### [Task description]
Search the material for the string "come", then report how many lines hold it, with no other text.

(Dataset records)
§ §
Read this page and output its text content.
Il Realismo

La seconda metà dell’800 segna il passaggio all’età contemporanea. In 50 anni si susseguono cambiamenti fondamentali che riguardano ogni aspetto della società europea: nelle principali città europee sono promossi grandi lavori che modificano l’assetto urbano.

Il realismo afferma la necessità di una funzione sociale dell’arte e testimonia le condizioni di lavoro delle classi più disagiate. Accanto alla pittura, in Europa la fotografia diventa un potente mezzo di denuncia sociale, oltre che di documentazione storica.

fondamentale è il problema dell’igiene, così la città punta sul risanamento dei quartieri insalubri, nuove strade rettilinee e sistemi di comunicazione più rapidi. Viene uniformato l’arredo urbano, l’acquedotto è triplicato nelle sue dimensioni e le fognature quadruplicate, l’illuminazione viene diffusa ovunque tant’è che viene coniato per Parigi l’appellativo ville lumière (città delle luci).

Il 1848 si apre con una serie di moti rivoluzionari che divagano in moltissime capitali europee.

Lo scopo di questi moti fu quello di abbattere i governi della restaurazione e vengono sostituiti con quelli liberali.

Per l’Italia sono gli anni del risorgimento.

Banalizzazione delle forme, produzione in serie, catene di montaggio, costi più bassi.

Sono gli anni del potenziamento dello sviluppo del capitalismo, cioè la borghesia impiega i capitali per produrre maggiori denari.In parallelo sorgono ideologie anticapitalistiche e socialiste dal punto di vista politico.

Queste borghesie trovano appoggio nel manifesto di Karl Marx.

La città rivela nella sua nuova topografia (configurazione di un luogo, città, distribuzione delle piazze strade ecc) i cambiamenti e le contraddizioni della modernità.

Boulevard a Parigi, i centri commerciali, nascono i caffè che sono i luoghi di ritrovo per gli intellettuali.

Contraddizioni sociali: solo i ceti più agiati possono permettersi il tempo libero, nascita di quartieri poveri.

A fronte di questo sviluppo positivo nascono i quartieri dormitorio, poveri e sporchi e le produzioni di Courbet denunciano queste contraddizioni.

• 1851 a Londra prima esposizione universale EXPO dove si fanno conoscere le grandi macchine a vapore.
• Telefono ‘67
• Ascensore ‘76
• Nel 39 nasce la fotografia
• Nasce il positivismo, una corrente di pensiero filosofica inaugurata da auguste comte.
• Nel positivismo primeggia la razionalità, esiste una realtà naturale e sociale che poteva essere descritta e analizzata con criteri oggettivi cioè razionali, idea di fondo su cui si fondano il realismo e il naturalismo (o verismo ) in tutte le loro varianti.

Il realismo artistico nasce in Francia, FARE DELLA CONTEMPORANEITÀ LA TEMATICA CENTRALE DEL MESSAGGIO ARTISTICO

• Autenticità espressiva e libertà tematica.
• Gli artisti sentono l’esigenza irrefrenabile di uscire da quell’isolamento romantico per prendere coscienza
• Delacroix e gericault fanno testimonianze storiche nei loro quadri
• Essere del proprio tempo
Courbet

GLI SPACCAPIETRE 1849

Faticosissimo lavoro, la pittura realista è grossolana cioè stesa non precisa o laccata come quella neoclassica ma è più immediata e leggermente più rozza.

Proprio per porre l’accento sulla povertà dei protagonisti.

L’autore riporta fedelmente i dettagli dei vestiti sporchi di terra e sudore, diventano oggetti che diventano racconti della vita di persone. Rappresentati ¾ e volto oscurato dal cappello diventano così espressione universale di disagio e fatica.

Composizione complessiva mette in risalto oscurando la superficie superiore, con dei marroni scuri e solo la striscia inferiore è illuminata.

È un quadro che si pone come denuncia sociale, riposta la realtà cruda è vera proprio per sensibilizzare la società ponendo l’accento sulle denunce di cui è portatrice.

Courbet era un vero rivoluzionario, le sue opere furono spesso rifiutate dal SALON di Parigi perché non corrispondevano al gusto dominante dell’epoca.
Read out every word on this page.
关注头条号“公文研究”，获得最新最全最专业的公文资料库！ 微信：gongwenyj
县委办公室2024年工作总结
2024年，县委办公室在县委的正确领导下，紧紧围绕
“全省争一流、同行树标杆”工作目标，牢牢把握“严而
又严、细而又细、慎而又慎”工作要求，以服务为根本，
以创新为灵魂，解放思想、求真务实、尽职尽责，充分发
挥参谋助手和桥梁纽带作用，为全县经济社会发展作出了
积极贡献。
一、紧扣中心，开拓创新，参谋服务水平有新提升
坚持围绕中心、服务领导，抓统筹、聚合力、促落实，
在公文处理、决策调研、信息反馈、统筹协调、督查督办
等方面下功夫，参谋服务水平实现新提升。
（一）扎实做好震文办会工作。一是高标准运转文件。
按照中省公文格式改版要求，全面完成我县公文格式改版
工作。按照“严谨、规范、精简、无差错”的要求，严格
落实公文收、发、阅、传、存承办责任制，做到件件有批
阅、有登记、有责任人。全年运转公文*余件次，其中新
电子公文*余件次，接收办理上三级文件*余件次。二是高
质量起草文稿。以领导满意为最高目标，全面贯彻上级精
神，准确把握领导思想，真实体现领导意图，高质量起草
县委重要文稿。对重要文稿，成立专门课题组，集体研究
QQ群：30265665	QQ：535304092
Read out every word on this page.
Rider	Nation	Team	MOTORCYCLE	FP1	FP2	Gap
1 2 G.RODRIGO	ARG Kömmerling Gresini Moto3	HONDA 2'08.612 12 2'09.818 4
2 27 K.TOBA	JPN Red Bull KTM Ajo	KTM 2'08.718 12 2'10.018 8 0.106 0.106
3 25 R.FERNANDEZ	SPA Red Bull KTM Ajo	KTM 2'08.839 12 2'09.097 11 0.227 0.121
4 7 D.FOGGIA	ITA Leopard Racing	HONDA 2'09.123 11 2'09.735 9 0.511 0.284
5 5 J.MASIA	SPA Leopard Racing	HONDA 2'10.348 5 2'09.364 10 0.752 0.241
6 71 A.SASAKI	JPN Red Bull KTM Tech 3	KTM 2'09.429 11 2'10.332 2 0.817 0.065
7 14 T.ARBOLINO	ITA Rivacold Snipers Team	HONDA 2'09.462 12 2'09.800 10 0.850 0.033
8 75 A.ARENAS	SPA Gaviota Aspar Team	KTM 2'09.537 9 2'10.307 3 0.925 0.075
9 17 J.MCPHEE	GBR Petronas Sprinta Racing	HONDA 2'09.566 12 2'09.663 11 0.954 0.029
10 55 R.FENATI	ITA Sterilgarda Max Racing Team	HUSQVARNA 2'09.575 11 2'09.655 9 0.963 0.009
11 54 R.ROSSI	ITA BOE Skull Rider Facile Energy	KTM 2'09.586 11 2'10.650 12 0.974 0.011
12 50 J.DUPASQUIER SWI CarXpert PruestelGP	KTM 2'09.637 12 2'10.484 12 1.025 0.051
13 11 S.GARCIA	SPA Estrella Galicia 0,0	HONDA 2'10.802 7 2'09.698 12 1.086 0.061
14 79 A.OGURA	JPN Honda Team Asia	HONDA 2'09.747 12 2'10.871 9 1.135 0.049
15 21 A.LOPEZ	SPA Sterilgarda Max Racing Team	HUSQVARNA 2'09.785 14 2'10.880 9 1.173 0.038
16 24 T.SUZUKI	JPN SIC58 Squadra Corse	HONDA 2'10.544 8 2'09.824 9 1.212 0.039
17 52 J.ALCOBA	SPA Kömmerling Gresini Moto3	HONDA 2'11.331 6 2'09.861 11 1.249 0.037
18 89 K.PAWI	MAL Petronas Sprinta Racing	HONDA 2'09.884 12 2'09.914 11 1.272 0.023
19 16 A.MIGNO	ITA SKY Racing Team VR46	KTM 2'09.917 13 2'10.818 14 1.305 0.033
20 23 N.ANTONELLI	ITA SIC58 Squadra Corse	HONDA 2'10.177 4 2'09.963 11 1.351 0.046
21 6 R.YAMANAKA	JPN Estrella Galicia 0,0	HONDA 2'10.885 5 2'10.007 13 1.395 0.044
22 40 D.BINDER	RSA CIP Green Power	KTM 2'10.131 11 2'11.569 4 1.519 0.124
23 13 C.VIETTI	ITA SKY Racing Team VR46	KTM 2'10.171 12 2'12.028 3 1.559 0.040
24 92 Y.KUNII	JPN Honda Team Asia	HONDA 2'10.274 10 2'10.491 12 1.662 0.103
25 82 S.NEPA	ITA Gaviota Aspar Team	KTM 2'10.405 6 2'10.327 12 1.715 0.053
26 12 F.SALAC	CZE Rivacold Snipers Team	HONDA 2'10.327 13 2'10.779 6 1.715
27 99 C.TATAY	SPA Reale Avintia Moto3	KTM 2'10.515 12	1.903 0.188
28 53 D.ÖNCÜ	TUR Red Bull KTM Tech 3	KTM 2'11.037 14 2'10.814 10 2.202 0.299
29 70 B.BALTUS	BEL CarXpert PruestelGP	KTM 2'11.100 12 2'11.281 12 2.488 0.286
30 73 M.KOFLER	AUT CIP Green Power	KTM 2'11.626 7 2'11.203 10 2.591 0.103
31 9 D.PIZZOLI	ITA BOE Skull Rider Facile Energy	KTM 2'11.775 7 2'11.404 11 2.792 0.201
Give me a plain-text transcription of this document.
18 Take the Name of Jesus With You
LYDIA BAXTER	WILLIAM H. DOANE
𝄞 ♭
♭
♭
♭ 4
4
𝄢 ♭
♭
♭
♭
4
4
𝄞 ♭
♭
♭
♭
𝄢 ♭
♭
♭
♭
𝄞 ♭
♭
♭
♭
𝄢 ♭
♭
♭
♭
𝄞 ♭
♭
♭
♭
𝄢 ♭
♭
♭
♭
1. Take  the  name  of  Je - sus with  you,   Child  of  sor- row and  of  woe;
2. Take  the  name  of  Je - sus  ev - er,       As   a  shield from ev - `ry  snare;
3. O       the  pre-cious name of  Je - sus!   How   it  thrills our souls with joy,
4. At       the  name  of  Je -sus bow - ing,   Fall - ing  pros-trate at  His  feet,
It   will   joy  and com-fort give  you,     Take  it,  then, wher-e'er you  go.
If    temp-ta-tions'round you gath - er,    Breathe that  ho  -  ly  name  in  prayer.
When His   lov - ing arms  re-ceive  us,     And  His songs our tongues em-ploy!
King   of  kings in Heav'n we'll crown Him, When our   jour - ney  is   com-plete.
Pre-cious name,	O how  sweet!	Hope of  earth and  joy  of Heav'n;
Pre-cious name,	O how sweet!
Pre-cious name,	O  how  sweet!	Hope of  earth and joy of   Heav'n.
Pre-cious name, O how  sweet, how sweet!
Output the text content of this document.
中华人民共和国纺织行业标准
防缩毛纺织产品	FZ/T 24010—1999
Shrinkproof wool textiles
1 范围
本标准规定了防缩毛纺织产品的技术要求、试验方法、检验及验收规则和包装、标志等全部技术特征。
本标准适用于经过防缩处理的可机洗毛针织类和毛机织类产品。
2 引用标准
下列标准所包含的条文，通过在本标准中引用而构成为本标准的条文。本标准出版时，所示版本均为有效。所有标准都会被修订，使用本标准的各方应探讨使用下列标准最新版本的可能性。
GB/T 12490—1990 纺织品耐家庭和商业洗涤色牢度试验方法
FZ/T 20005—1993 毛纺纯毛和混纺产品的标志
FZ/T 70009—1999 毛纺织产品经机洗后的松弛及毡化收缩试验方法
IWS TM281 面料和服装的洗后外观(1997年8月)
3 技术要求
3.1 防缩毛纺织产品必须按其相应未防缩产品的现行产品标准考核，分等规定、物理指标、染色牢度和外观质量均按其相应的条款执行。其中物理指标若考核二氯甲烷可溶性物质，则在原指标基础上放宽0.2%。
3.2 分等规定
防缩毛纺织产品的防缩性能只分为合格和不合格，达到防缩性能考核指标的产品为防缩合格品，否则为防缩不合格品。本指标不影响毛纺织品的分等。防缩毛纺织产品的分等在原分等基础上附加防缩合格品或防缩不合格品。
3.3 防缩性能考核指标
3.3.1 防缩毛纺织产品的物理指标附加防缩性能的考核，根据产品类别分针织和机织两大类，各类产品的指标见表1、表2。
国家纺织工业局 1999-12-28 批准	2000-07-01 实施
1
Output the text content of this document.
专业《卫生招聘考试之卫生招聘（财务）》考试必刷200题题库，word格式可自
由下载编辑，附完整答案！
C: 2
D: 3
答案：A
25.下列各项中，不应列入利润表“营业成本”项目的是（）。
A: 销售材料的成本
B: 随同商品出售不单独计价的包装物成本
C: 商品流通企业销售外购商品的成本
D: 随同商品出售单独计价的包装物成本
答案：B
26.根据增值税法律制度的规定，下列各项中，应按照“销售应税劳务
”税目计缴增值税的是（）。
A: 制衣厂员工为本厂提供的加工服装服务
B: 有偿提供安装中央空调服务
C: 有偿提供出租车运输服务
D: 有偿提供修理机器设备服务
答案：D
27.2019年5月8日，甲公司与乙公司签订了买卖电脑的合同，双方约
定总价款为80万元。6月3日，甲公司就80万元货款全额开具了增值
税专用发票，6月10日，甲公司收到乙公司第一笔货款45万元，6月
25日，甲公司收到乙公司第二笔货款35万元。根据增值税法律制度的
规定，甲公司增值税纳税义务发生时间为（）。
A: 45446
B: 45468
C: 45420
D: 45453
§ §
### [Complete output]
2